##### Records shown #####

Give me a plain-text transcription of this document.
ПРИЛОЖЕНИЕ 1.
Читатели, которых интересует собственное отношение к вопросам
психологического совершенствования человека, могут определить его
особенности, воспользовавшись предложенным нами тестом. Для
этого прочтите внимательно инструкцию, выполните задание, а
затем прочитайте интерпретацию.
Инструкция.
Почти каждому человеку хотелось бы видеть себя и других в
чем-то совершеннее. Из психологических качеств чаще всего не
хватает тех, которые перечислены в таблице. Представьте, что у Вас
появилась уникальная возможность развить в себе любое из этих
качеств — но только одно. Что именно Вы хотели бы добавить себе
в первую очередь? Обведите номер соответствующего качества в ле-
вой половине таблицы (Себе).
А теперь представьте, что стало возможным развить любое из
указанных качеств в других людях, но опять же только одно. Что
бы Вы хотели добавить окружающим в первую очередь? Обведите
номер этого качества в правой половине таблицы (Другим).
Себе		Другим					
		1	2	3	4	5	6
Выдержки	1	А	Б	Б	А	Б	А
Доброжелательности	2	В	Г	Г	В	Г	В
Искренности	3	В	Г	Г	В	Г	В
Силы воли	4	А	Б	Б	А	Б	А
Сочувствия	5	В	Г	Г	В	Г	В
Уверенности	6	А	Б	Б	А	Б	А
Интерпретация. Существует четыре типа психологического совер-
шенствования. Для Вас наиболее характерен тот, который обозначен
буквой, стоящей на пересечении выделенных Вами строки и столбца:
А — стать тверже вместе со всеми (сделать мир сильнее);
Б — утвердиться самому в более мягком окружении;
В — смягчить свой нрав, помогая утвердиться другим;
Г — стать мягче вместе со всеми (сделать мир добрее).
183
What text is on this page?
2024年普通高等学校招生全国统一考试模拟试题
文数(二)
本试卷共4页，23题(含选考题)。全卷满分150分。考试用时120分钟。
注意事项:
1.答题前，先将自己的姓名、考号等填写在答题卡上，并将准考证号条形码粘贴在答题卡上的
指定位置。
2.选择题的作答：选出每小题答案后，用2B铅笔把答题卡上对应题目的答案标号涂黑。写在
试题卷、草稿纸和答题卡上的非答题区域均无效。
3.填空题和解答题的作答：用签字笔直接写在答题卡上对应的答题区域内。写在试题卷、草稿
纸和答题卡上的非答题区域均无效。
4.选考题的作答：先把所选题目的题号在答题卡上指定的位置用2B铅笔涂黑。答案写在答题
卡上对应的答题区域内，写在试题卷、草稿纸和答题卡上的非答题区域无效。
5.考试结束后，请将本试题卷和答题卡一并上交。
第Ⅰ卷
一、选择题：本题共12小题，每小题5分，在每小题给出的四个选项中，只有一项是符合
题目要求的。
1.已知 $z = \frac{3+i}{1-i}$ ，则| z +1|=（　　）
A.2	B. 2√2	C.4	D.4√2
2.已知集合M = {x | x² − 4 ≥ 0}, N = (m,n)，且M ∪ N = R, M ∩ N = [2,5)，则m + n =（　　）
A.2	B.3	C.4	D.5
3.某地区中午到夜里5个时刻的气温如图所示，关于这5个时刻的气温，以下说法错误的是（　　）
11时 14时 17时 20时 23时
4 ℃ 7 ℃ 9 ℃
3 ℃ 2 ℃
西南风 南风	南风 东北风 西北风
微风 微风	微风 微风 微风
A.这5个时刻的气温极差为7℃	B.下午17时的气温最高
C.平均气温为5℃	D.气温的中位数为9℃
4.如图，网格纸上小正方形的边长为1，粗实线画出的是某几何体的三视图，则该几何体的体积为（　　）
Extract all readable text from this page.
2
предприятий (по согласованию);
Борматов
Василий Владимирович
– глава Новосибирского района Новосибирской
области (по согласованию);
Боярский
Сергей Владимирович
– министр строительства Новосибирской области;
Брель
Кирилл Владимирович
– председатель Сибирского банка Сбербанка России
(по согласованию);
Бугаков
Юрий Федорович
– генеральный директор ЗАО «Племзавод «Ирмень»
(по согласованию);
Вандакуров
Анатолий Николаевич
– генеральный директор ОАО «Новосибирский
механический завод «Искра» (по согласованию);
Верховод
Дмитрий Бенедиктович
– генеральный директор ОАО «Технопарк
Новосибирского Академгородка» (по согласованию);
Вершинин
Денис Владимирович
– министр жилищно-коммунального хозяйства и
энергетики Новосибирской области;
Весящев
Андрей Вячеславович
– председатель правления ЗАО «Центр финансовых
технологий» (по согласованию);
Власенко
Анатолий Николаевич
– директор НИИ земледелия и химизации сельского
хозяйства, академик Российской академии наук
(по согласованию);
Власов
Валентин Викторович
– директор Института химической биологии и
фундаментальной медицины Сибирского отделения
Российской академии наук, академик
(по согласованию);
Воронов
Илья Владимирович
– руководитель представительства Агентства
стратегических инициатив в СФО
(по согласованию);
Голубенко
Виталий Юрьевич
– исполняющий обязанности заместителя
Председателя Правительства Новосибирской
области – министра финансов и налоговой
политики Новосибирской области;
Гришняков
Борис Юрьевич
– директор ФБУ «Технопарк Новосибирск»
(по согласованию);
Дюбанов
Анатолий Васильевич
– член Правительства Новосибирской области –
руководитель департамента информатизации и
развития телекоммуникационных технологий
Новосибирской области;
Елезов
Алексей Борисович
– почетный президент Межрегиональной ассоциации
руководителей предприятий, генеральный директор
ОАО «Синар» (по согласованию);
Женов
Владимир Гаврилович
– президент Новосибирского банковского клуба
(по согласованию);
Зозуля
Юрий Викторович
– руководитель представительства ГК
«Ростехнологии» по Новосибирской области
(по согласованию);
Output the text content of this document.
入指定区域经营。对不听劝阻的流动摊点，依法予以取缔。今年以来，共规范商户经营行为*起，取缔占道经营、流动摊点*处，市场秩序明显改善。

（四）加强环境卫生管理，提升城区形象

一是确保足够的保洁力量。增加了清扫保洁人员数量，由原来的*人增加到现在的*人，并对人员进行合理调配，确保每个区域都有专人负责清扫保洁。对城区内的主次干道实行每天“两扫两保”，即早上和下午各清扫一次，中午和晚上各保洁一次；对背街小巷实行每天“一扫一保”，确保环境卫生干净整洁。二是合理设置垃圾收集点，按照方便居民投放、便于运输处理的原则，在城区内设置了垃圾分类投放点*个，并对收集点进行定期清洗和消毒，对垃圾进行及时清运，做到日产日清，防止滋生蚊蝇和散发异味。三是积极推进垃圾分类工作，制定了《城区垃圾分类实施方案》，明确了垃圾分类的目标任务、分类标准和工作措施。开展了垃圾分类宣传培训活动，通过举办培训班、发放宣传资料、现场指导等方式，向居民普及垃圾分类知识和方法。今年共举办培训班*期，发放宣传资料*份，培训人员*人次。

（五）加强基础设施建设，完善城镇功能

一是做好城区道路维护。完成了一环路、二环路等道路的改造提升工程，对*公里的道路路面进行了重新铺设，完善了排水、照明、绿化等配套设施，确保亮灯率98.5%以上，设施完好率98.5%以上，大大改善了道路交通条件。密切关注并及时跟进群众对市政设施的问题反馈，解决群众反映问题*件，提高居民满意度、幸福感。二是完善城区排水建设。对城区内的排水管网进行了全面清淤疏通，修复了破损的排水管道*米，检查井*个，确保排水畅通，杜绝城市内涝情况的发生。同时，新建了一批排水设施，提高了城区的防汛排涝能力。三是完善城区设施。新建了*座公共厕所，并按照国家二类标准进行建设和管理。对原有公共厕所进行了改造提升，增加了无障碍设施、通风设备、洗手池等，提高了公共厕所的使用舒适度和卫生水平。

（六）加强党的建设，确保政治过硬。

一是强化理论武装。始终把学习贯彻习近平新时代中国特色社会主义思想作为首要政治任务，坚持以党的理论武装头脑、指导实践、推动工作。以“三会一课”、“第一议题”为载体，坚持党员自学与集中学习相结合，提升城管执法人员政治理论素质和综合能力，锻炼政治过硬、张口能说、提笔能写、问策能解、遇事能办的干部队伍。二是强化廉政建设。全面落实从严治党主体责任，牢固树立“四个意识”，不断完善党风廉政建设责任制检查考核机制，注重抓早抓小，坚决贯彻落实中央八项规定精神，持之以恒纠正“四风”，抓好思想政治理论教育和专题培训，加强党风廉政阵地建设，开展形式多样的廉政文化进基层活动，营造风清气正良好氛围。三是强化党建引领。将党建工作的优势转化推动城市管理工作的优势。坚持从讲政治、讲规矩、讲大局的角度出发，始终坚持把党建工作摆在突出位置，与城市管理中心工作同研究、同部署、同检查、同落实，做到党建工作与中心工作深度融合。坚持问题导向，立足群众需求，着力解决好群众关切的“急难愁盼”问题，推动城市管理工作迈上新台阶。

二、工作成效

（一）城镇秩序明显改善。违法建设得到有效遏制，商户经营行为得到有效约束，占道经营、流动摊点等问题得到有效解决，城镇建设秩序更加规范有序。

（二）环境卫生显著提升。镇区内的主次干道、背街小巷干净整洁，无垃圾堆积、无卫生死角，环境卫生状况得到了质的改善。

#####

__Stated task__: In the listing above, find the line containing "Output the text content of this document." and please quote exactly that line through the last one, and no other lines.

__Solution for this exercise__:
Output the text content of this document.
入指定区域经营。对不听劝阻的流动摊点，依法予以取缔。今年以来，共规范商户经营行为*起，取缔占道经营、流动摊点*处，市场秩序明显改善。

（四）加强环境卫生管理，提升城区形象

一是确保足够的保洁力量。增加了清扫保洁人员数量，由原来的*人增加到现在的*人，并对人员进行合理调配，确保每个区域都有专人负责清扫保洁。对城区内的主次干道实行每天“两扫两保”，即早上和下午各清扫一次，中午和晚上各保洁一次；对背街小巷实行每天“一扫一保”，确保环境卫生干净整洁。二是合理设置垃圾收集点，按照方便居民投放、便于运输处理的原则，在城区内设置了垃圾分类投放点*个，并对收集点进行定期清洗和消毒，对垃圾进行及时清运，做到日产日清，防止滋生蚊蝇和散发异味。三是积极推进垃圾分类工作，制定了《城区垃圾分类实施方案》，明确了垃圾分类的目标任务、分类标准和工作措施。开展了垃圾分类宣传培训活动，通过举办培训班、发放宣传资料、现场指导等方式，向居民普及垃圾分类知识和方法。今年共举办培训班*期，发放宣传资料*份，培训人员*人次。

（五）加强基础设施建设，完善城镇功能

一是做好城区道路维护。完成了一环路、二环路等道路的改造提升工程，对*公里的道路路面进行了重新铺设，完善了排水、照明、绿化等配套设施，确保亮灯率98.5%以上，设施完好率98.5%以上，大大改善了道路交通条件。密切关注并及时跟进群众对市政设施的问题反馈，解决群众反映问题*件，提高居民满意度、幸福感。二是完善城区排水建设。对城区内的排水管网进行了全面清淤疏通，修复了破损的排水管道*米，检查井*个，确保排水畅通，杜绝城市内涝情况的发生。同时，新建了一批排水设施，提高了城区的防汛排涝能力。三是完善城区设施。新建了*座公共厕所，并按照国家二类标准进行建设和管理。对原有公共厕所进行了改造提升，增加了无障碍设施、通风设备、洗手池等，提高了公共厕所的使用舒适度和卫生水平。

（六）加强党的建设，确保政治过硬。

一是强化理论武装。始终把学习贯彻习近平新时代中国特色社会主义思想作为首要政治任务，坚持以党的理论武装头脑、指导实践、推动工作。以“三会一课”、“第一议题”为载体，坚持党员自学与集中学习相结合，提升城管执法人员政治理论素质和综合能力，锻炼政治过硬、张口能说、提笔能写、问策能解、遇事能办的干部队伍。二是强化廉政建设。全面落实从严治党主体责任，牢固树立“四个意识”，不断完善党风廉政建设责任制检查考核机制，注重抓早抓小，坚决贯彻落实中央八项规定精神，持之以恒纠正“四风”，抓好思想政治理论教育和专题培训，加强党风廉政阵地建设，开展形式多样的廉政文化进基层活动，营造风清气正良好氛围。三是强化党建引领。将党建工作的优势转化推动城市管理工作的优势。坚持从讲政治、讲规矩、讲大局的角度出发，始终坚持把党建工作摆在突出位置，与城市管理中心工作同研究、同部署、同检查、同落实，做到党建工作与中心工作深度融合。坚持问题导向，立足群众需求，着力解决好群众关切的“急难愁盼”问题，推动城市管理工作迈上新台阶。

二、工作成效

（一）城镇秩序明显改善。违法建设得到有效遏制，商户经营行为得到有效约束，占道经营、流动摊点等问题得到有效解决，城镇建设秩序更加规范有序。

（二）环境卫生显著提升。镇区内的主次干道、背街小巷干净整洁，无垃圾堆积、无卫生死角，环境卫生状况得到了质的改善。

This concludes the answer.